── DATA ROWS
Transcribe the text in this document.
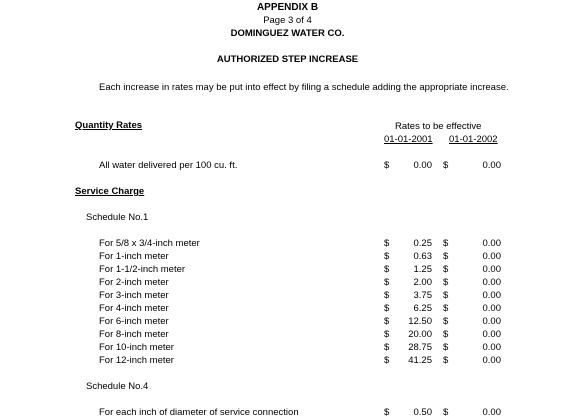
APPENDIX B
Page 3 of 4
DOMINGUEZ WATER CO.
AUTHORIZED STEP INCREASE
Each increase in rates may be put into effect by filing a schedule adding the appropriate increase.
Quantity Rates	Rates to be effective
01-01-2001 01-01-2002
All water delivered per 100 cu. ft.	$	0.00 $	0.00
Service Charge
Schedule No.1
For 5/8 x 3/4-inch meter	$	0.25 $	0.00
For 1-inch meter	$	0.63 $	0.00
For 1-1/2-inch meter	$	1.25 $	0.00
For 2-inch meter	$	2.00 $	0.00
For 3-inch meter	$	3.75 $	0.00
For 4-inch meter	$	6.25 $	0.00
For 6-inch meter	$	12.50 $	0.00
For 8-inch meter	$	20.00 $	0.00
For 10-inch meter	$	28.75 $	0.00
For 12-inch meter	$	41.25 $	0.00
Schedule No.4
For each inch of diameter of service connection	$	0.50 $	0.00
────
■ **WRITTEN PROBLEM**:
Go through the data and gather every line that holds "inch".

■ **REPLY TO THE TASK**:
For 5/8 x 3/4-inch meter	$	0.25 $	0.00
For 1-inch meter	$	0.63 $	0.00
For 1-1/2-inch meter	$	1.25 $	0.00
For 2-inch meter	$	2.00 $	0.00
For 3-inch meter	$	3.75 $	0.00
For 4-inch meter	$	6.25 $	0.00
For 6-inch meter	$	12.50 $	0.00
For 8-inch meter	$	20.00 $	0.00
For 10-inch meter	$	28.75 $	0.00
For 12-inch meter	$	41.25 $	0.00
For each inch of diameter of service connection	$	0.50 $	0.00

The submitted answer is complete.